JOB: Work out how many lines of the records hold the string "desired", and reply with that number alone.

MATERIAL FOR THE TASK:
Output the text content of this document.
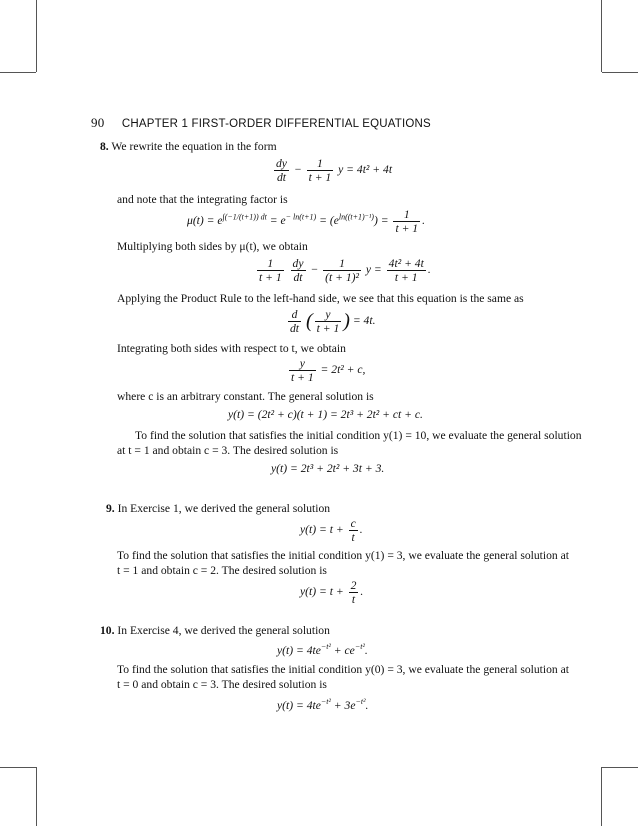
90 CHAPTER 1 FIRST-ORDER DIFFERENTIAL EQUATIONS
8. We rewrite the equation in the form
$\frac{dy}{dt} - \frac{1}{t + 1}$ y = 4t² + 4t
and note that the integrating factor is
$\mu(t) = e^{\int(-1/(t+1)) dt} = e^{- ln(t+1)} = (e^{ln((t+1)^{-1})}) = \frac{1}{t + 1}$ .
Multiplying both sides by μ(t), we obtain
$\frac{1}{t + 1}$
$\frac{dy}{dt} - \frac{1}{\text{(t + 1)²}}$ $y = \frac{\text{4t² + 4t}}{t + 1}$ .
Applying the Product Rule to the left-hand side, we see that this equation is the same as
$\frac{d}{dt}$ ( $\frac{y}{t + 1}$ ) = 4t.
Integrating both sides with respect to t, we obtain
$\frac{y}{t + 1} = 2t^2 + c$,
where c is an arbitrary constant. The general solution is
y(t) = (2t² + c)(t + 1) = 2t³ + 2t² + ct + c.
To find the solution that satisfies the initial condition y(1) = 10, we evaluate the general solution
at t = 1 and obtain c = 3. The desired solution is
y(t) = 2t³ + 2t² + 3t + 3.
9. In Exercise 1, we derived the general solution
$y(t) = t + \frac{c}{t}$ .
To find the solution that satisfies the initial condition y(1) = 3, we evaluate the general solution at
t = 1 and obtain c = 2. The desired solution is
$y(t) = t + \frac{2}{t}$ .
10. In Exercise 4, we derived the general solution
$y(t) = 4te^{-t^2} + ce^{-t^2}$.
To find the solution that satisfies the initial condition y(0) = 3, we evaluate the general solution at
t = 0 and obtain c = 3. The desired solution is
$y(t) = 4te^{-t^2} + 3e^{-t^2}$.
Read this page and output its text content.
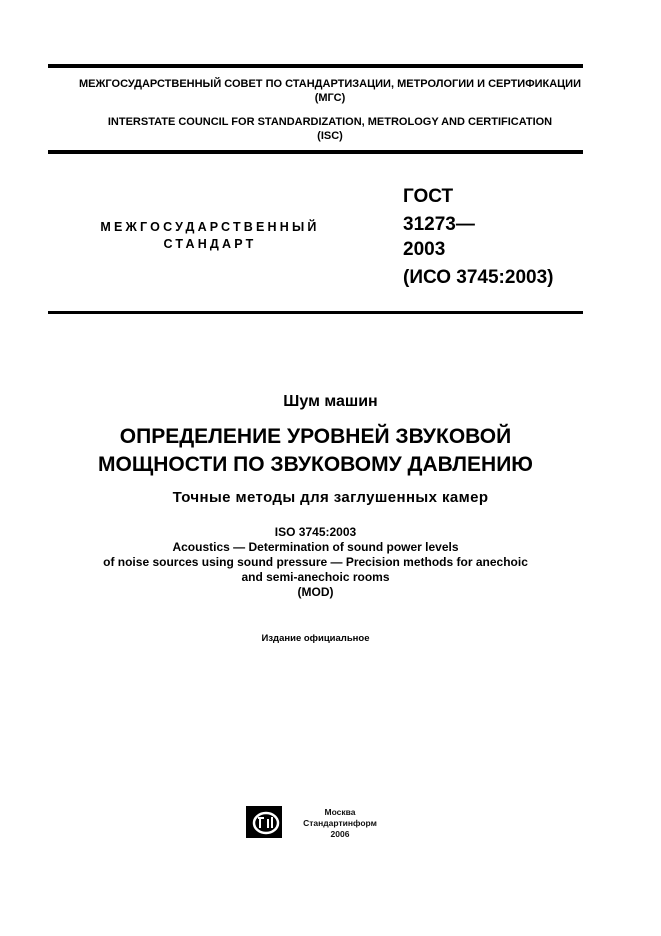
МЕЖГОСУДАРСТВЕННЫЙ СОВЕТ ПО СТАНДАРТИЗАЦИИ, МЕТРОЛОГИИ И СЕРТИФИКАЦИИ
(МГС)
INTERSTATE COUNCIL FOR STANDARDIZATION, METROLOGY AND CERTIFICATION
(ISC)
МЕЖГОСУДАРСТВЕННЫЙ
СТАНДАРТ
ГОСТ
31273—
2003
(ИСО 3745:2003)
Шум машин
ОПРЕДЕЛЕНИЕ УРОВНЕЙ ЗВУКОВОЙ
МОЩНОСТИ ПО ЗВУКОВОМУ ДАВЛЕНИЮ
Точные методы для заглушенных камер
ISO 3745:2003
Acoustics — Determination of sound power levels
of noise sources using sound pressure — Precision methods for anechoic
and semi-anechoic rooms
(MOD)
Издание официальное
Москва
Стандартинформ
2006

ANSWER TO THIS EXERCISE: 3